In the listing that follows, count the lines holding the word "Muhammad" and report only that number.

» **Dataset rows**:
┄┄┄┄┄┄

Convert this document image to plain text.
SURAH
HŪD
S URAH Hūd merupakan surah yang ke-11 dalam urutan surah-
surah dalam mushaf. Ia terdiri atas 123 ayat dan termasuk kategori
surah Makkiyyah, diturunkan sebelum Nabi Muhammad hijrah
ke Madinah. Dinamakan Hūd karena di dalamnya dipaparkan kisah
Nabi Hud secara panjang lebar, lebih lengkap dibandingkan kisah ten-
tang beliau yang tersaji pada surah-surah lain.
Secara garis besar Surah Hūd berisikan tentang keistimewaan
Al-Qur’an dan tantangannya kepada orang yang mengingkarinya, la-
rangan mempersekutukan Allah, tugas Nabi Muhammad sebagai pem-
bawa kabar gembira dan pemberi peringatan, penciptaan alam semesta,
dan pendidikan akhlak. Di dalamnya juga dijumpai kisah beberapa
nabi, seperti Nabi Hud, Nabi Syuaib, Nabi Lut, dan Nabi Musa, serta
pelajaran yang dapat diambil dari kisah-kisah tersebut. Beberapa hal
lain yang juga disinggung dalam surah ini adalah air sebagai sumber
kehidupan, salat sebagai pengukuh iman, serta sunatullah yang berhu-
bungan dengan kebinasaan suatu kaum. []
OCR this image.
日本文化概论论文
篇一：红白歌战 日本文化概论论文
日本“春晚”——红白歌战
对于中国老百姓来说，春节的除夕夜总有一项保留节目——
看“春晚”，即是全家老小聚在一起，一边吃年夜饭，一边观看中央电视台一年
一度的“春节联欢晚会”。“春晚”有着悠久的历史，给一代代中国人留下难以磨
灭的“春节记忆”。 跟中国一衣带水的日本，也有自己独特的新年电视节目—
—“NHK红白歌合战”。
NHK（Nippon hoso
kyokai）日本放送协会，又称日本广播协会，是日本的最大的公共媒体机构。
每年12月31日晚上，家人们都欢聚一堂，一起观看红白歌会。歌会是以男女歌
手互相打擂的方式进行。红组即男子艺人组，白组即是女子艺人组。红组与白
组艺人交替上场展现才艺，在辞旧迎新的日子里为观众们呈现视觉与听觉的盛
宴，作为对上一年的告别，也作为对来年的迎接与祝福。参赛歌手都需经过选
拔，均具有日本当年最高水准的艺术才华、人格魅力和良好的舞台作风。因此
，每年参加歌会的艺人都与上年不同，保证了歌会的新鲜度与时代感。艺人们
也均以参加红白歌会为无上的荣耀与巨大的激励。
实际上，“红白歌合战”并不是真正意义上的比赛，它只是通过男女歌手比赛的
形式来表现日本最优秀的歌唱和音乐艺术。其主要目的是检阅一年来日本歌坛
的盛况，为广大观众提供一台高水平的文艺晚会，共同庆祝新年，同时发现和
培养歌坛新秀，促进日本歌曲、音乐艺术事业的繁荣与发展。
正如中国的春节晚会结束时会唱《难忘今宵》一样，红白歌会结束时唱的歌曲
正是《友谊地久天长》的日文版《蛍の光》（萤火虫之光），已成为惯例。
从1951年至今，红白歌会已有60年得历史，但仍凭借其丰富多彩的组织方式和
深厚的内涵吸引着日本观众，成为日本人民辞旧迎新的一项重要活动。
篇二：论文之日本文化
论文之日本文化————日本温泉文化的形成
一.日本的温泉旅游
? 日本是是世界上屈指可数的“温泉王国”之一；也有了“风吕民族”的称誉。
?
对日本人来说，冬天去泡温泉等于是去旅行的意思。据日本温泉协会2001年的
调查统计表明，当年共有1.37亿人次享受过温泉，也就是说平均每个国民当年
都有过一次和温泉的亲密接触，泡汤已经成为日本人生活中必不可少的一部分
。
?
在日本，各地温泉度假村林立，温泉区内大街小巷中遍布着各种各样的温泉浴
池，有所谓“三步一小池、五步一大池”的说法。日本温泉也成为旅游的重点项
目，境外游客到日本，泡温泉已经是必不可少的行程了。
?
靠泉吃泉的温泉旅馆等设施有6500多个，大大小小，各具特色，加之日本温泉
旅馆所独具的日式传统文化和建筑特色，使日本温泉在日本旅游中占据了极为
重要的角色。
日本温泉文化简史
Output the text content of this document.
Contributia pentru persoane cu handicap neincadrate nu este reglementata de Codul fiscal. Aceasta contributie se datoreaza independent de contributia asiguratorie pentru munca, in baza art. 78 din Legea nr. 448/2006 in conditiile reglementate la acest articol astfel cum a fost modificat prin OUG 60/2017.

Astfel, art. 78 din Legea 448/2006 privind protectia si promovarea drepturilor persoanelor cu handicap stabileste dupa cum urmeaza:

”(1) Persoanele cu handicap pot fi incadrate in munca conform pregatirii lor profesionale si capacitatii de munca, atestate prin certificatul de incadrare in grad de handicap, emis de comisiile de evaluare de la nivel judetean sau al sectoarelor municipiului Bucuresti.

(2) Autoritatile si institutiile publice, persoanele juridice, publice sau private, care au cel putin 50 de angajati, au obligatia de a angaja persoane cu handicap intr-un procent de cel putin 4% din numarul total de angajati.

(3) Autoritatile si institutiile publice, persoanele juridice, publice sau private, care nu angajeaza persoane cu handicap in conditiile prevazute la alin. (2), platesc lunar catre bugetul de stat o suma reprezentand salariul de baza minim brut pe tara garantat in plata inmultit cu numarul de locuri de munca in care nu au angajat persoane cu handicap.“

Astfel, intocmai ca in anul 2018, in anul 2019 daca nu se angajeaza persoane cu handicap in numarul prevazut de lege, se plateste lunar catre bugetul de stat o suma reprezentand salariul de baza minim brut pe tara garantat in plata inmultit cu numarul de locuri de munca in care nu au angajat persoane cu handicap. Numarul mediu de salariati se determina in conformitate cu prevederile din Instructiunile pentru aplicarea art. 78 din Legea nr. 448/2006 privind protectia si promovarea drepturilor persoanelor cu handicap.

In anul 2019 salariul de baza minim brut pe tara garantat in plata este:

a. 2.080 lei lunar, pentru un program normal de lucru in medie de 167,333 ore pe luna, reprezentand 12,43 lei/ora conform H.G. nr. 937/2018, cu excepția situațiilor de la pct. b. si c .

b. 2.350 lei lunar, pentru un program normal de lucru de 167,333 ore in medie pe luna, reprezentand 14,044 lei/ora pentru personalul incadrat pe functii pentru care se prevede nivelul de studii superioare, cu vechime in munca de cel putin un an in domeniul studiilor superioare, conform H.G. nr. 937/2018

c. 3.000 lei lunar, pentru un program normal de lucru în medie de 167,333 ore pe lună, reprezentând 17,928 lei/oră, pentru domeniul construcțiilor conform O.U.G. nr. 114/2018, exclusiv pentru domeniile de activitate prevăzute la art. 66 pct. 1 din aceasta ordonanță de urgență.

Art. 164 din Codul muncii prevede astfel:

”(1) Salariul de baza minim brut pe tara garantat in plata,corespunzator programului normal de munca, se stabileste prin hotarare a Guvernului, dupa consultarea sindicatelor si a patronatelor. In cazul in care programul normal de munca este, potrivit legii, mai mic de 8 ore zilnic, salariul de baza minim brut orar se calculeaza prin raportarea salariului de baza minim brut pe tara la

┄┄┄┄┄┄

» **Exercise result**:
2